(19)【発行国】日本国特許庁(JP)
(12)【公報種別】特許公報(B2)
(11)【特許番号】
(24)【登録日】2024-01-12
(45)【発行日】2024-01-22
(54)【発明の名称】耳介用温熱具
(51)【国際特許分類】
A61F 7/03 20060101AFI20240115BHJP
A41D 13/005 20060101ALI20240115BHJP
【FI】
A61F7/08 334S
A61F7/08 334A
A41D13/005 101
(21)【出願番号】P 2020113555
(22)【出願日】2020-06-30
【審査請求日】2023-05-15
(73)【特許権者】
【識別番号】000186588
【氏名又は名称】小林製薬株式会社
(74)【代理人】
【識別番号】100124039
【氏名又は名称】立花 顕治
(74)【代理人】
【識別番号】100179213
【氏名又は名称】山下 未知子
(74)【代理人】
【識別番号】100210251
【氏名又は名称】大古場 ゆう子
(72)【発明者】
【氏名】浅野 良太
(72)【発明者】
【氏名】関戸 悠二
(72)【発明者】
【氏名】氏原 由博
【審査官】山田 裕介
(56)【参考文献】
【文献】特開2006-320363(JP,A)
【文献】特開2014-076159(JP,A)
【文献】韓国公開特許第10-2019-0080614(KR,A)
(58)【調査した分野】(Int.Cl.,DB名)
A61F 7/03
A41D 13/005
(57)【特許請求の範囲】
【請求項1】
左右の耳にそれぞれ装着される左右一対の温熱具を備える耳介用温熱具であって、
前記温熱具は、各々、
温熱体と、
前記温熱体を保持する保持部と、
前記保持部に連結されており、前記保持部を耳介の内側の所定の位置に接した状態で固定するように、前記耳介に装着される固定部と、
を有し、
前記保持部は、可撓性を有する材料で構成され、前記温熱体が嵌め込まれることで前記温熱体を保持する空間を有し、前記空間に前記温熱体が嵌め込まれるときに変形可能であり、
前記左右一対の温熱具は、互いに分離している、
耳介用温熱具。
######
*課題*.
上の特許公報で特許権者として記載されている名称を答えよ。
######
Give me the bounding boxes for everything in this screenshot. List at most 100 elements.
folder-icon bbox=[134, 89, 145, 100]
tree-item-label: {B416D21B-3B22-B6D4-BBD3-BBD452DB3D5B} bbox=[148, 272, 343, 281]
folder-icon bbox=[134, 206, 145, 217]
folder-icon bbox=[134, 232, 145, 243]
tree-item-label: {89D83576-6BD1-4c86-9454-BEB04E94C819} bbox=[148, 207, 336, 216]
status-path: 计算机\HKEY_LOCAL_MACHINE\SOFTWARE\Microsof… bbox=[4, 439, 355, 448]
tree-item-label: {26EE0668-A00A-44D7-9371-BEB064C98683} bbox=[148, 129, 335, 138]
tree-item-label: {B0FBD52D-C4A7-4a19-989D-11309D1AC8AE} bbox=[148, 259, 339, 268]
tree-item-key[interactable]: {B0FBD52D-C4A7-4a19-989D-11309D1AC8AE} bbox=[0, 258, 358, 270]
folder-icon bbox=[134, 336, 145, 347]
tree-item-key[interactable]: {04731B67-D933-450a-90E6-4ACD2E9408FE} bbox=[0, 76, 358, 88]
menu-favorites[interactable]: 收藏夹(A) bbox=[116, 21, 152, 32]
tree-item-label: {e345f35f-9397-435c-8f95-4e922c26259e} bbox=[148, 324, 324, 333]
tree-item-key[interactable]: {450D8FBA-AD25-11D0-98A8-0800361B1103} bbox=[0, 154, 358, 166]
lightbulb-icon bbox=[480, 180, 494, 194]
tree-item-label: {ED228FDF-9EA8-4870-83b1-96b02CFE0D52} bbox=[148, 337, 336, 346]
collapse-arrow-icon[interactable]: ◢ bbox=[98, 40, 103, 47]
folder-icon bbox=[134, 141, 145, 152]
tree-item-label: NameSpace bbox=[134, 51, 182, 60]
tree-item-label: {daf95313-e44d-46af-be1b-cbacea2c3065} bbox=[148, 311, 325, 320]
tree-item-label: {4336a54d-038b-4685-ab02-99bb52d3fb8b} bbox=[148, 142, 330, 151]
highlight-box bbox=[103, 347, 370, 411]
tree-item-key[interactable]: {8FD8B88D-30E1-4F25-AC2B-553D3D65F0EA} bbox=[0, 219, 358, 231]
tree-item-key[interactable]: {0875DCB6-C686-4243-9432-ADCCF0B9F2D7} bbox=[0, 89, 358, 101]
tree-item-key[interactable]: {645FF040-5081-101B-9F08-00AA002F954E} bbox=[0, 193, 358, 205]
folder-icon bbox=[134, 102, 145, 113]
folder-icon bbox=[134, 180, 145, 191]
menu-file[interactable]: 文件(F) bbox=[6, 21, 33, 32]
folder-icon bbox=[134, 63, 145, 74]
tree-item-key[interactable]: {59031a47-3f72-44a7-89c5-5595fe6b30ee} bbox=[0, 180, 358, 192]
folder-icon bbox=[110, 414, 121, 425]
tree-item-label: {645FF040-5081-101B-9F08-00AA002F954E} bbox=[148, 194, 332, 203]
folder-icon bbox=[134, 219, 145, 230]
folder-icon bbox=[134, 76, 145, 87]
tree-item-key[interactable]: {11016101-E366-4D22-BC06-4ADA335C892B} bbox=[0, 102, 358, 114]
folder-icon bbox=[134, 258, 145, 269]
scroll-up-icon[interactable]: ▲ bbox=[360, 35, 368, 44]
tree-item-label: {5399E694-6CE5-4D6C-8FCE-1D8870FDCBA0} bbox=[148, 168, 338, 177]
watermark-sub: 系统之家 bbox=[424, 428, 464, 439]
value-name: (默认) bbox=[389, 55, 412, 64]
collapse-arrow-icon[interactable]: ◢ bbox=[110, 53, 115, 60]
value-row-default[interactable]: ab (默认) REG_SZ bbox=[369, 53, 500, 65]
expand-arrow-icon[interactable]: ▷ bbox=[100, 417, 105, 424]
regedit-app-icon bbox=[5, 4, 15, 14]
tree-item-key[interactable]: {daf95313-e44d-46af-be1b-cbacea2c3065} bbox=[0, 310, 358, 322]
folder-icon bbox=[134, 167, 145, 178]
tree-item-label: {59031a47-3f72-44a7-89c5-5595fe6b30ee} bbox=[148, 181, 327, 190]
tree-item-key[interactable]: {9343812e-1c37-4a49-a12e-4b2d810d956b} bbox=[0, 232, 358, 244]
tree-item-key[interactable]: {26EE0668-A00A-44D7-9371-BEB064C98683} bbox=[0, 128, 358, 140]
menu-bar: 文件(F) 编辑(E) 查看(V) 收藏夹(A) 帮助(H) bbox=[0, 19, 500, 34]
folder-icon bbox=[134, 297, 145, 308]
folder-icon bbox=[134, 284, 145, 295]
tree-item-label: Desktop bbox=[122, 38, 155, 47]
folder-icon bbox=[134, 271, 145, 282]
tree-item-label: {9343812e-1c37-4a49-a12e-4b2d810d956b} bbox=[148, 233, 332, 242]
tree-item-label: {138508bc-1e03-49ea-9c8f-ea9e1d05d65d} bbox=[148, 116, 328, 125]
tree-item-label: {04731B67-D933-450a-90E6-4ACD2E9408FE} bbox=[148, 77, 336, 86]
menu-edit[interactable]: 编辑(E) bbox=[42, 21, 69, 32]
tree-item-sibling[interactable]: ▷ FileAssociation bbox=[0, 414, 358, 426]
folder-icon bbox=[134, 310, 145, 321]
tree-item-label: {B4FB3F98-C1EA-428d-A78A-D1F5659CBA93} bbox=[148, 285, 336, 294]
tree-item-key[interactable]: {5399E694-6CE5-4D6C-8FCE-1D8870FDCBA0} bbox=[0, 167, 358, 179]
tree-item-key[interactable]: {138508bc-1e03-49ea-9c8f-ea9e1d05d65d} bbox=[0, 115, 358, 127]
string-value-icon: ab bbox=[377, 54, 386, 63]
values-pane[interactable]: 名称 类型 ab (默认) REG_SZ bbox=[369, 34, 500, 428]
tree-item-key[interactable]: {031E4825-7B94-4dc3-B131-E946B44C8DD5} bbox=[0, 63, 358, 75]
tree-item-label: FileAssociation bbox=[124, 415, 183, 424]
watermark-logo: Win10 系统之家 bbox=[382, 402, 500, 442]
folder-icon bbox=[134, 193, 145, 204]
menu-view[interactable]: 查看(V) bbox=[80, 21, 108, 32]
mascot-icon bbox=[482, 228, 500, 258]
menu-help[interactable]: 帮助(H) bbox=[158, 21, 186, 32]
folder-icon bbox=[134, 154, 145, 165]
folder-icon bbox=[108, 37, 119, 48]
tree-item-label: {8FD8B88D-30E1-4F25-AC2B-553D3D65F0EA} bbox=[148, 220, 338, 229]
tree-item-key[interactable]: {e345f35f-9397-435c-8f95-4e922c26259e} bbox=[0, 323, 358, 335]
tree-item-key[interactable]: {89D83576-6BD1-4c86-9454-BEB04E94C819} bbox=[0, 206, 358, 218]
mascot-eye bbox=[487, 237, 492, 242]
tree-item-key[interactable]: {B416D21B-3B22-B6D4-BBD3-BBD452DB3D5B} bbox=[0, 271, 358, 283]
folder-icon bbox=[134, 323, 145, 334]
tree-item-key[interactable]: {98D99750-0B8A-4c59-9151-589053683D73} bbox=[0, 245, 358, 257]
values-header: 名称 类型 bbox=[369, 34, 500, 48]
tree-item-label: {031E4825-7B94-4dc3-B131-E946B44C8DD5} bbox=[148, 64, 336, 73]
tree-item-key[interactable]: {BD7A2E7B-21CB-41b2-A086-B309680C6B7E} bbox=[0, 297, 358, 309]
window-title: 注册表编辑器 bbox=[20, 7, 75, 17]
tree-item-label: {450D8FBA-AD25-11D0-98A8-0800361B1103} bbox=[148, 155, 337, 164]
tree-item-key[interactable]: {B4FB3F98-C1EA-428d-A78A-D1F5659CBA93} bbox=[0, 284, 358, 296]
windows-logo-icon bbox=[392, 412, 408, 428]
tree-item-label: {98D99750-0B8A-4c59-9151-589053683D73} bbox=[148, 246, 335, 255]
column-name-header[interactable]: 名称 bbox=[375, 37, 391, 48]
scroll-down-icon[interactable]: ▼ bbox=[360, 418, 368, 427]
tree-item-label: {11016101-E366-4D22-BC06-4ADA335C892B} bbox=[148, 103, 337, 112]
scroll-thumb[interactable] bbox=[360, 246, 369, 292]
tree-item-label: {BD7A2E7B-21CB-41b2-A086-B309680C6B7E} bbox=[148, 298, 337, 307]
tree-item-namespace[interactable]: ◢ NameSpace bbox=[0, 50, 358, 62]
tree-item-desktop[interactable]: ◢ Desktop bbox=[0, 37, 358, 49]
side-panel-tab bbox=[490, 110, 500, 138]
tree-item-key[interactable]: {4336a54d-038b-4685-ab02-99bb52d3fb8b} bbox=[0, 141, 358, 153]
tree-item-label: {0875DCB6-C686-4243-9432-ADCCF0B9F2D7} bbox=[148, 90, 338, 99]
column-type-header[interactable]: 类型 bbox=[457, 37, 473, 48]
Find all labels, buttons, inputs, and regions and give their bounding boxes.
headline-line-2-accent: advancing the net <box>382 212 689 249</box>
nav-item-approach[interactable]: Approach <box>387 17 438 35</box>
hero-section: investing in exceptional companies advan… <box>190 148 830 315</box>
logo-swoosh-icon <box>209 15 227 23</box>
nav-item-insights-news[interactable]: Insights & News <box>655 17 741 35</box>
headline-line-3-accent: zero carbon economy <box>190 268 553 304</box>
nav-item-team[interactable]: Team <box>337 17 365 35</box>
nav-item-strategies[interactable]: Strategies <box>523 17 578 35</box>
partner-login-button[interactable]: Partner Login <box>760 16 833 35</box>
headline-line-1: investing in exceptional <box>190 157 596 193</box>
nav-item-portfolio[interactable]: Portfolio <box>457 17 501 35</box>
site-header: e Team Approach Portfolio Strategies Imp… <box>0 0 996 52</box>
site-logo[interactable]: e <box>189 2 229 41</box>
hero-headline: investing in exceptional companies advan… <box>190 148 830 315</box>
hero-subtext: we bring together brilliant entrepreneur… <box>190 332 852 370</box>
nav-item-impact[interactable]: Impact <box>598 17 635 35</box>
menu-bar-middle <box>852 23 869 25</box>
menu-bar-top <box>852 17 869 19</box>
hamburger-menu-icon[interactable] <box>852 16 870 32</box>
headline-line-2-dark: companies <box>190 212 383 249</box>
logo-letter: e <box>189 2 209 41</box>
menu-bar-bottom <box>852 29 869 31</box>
######
*解答*.
小林製薬株式会社